(Brief) Transcribe the material in full. Nothing should differ except that the pictures are left out.

[Entries from a visual dataset]
————————
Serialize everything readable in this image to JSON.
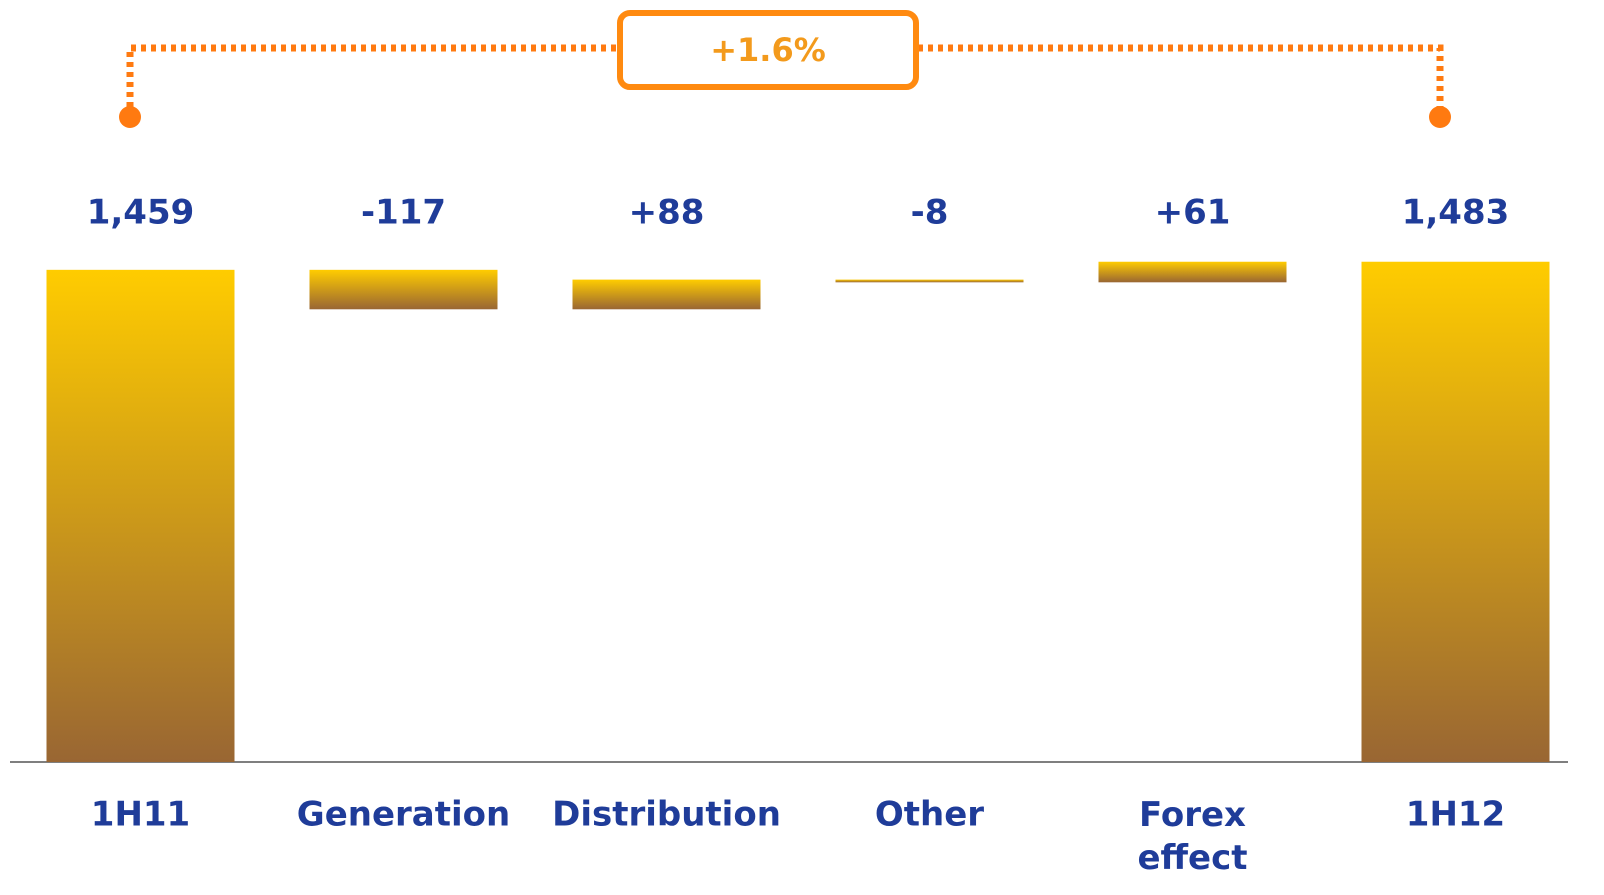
{
  "chart_data": {
    "type": "waterfall",
    "categories": [
      "1H11",
      "Generation",
      "Distribution",
      "Other",
      "Forex effect",
      "1H12"
    ],
    "values": [
      1459,
      -117,
      88,
      -8,
      61,
      1483
    ],
    "value_labels": [
      "1,459",
      "-117",
      "+88",
      "-8",
      "+61",
      "1,483"
    ],
    "ylim": [
      0,
      1500
    ],
    "annotation": "+1.6%",
    "color_top": "#ffcc00",
    "color_bottom": "#996633"
  }
}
————————
(The solution)
Serialize everything readable in this image to JSON.
{
  "chart_data": {
    "type": "waterfall",
    "categories": [
      "1H11",
      "Generation",
      "Distribution",
      "Other",
      "Forex effect",
      "1H12"
    ],
    "values": [
      1459,
      -117,
      88,
      -8,
      61,
      1483
    ],
    "value_labels": [
      "1,459",
      "-117",
      "+88",
      "-8",
      "+61",
      "1,483"
    ],
    "ylim": [
      0,
      1500
    ],
    "annotation": "+1.6%",
    "color_top": "#ffcc00",
    "color_bottom": "#996633"
  }
}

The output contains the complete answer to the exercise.